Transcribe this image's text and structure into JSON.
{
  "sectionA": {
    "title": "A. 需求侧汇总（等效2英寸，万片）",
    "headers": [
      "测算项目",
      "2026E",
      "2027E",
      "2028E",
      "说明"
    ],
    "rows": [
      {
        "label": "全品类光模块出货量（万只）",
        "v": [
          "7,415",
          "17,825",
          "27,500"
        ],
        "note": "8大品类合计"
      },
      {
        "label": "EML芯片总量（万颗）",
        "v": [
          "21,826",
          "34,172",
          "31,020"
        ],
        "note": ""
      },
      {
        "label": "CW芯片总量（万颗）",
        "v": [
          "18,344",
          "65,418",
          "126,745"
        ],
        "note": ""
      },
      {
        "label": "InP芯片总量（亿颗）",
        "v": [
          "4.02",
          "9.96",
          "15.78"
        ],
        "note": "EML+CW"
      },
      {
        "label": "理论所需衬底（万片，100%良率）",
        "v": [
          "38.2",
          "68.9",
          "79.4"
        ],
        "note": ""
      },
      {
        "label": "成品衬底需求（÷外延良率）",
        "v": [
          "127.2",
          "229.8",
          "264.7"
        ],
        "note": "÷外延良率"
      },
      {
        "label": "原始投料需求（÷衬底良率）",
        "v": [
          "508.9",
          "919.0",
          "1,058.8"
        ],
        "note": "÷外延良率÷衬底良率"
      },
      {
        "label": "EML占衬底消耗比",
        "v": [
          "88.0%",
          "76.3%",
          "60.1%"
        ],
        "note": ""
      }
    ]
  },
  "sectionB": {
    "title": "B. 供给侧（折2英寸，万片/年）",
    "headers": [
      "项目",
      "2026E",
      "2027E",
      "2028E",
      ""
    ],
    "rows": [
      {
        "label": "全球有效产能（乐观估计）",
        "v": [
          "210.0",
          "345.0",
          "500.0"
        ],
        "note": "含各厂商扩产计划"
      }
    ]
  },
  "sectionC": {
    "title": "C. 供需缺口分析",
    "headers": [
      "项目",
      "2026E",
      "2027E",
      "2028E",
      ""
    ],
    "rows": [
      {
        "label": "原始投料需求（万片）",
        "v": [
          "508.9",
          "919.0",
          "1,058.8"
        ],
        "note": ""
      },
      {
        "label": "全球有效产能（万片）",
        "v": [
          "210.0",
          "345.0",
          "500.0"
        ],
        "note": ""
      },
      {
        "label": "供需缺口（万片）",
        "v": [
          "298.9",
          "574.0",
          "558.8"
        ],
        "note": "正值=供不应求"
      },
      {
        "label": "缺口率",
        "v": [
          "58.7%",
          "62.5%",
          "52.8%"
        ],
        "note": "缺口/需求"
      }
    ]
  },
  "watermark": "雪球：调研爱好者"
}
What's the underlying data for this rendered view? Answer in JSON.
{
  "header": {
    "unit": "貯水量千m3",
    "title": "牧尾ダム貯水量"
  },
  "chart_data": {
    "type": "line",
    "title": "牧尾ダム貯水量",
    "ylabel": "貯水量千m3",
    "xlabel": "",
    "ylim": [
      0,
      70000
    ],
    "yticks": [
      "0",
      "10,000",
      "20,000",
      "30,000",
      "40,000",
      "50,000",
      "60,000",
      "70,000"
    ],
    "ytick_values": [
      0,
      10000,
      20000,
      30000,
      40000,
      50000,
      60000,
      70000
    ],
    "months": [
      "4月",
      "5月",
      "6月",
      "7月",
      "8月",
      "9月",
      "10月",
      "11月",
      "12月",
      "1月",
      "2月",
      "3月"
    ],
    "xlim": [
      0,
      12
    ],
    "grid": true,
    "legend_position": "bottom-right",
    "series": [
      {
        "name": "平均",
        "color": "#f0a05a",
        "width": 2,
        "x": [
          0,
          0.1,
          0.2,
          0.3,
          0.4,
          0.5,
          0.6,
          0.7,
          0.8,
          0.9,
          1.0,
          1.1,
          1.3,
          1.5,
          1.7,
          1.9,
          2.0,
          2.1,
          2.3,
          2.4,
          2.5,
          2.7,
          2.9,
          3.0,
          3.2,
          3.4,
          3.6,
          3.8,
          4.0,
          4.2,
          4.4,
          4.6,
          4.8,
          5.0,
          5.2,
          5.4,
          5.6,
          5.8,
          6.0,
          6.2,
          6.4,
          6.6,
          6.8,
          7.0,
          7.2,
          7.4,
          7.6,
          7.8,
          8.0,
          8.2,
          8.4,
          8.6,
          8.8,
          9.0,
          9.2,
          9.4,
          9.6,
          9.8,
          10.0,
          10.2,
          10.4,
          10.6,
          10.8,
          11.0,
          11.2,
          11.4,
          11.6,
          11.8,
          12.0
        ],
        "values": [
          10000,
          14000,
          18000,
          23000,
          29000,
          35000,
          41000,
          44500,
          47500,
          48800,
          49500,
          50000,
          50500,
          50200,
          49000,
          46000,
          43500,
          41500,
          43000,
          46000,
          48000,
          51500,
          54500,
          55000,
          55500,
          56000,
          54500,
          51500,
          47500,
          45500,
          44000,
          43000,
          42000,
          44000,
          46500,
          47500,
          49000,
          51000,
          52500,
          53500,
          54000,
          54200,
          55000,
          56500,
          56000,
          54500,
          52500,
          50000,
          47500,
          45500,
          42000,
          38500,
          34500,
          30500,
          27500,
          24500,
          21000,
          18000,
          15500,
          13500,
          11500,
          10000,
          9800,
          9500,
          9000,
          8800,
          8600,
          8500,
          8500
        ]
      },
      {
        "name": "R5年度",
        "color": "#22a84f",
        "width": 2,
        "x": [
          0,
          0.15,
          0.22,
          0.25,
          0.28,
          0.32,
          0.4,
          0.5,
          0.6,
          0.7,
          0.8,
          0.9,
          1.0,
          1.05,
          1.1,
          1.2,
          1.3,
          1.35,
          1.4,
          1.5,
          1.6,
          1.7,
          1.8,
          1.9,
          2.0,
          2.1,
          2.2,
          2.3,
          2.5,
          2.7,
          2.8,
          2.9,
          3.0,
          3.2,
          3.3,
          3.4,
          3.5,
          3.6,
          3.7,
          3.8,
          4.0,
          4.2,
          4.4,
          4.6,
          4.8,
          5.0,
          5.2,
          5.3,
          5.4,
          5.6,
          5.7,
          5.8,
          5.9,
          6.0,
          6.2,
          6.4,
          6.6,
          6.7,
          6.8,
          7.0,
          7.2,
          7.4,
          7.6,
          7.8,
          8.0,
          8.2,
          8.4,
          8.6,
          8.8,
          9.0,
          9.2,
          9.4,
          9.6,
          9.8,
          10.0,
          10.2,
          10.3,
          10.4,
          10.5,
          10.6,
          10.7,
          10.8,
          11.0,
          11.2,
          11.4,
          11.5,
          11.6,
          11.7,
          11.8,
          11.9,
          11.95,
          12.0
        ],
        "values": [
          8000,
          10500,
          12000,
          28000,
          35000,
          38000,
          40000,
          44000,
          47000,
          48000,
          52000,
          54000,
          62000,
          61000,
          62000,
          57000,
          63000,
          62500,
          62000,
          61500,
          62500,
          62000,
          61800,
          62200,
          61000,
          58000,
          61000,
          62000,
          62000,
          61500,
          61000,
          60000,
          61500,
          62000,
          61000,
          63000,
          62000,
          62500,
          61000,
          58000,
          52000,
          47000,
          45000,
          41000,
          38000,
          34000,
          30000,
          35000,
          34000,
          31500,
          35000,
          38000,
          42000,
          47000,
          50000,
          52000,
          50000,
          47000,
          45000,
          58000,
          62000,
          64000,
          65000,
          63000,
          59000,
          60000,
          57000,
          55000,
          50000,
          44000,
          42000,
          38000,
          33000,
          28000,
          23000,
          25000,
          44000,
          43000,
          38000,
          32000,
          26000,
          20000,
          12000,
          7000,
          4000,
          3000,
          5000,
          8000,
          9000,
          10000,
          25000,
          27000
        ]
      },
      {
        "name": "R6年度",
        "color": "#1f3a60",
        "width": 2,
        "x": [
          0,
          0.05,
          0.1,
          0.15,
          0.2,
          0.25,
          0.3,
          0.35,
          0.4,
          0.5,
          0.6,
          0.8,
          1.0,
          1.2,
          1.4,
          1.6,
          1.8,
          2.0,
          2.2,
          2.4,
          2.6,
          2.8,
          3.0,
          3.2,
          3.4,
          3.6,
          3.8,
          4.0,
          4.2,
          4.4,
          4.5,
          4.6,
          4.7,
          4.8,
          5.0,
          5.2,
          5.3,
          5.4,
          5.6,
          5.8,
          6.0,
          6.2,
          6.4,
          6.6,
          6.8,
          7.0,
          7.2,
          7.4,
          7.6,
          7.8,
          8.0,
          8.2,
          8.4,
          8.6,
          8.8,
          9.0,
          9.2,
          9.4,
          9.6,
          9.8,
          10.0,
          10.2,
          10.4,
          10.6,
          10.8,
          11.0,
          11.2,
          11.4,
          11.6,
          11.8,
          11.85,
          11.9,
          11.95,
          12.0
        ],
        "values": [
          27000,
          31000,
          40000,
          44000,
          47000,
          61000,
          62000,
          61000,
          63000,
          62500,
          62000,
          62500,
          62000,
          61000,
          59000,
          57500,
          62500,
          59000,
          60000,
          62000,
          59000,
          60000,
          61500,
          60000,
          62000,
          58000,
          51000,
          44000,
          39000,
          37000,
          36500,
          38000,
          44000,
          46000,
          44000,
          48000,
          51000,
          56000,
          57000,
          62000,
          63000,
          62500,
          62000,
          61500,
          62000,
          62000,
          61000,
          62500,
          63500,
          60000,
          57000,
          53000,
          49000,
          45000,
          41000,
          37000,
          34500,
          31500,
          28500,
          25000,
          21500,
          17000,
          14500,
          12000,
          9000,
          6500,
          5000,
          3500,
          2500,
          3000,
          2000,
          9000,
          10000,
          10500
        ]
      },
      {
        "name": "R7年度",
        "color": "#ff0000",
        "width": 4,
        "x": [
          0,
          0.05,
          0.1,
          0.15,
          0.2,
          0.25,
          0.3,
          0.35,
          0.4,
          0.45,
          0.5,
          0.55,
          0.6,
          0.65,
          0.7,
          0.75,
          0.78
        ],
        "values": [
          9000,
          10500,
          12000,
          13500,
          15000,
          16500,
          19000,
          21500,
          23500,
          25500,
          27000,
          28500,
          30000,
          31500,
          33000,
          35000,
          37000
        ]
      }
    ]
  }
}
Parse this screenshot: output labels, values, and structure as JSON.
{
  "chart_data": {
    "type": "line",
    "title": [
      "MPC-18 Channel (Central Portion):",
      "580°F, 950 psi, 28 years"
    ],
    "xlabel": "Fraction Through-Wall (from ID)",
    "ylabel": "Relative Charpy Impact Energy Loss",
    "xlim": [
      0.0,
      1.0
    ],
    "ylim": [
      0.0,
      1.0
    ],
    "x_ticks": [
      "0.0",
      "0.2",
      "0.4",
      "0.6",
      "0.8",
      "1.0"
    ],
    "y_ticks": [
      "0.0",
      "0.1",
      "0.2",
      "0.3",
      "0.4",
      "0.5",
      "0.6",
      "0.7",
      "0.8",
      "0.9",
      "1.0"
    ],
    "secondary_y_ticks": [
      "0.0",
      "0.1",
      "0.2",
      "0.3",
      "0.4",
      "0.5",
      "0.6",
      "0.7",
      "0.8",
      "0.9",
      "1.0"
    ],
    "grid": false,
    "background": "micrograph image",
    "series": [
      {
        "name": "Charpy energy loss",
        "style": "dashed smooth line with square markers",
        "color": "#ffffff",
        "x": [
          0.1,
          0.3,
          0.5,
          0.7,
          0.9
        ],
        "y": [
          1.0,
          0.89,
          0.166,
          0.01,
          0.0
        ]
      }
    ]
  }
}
════════════════
> _WHAT YOU HAVE TO DO_:
Every line from the one holding "Parse this screenshot: output" through the final line of the listing must be echoed exactly; leave out all other lines.

> _THE RESULT_:
Parse this screenshot: output labels, values, and structure as JSON.
{
  "chart_data": {
    "type": "line",
    "title": [
      "MPC-18 Channel (Central Portion):",
      "580°F, 950 psi, 28 years"
    ],
    "xlabel": "Fraction Through-Wall (from ID)",
    "ylabel": "Relative Charpy Impact Energy Loss",
    "xlim": [
      0.0,
      1.0
    ],
    "ylim": [
      0.0,
      1.0
    ],
    "x_ticks": [
      "0.0",
      "0.2",
      "0.4",
      "0.6",
      "0.8",
      "1.0"
    ],
    "y_ticks": [
      "0.0",
      "0.1",
      "0.2",
      "0.3",
      "0.4",
      "0.5",
      "0.6",
      "0.7",
      "0.8",
      "0.9",
      "1.0"
    ],
    "secondary_y_ticks": [
      "0.0",
      "0.1",
      "0.2",
      "0.3",
      "0.4",
      "0.5",
      "0.6",
      "0.7",
      "0.8",
      "0.9",
      "1.0"
    ],
    "grid": false,
    "background": "micrograph image",
    "series": [
      {
        "name": "Charpy energy loss",
        "style": "dashed smooth line with square markers",
        "color": "#ffffff",
        "x": [
          0.1,
          0.3,
          0.5,
          0.7,
          0.9
        ],
        "y": [
          1.0,
          0.89,
          0.166,
          0.01,
          0.0
        ]
      }
    ]
  }
}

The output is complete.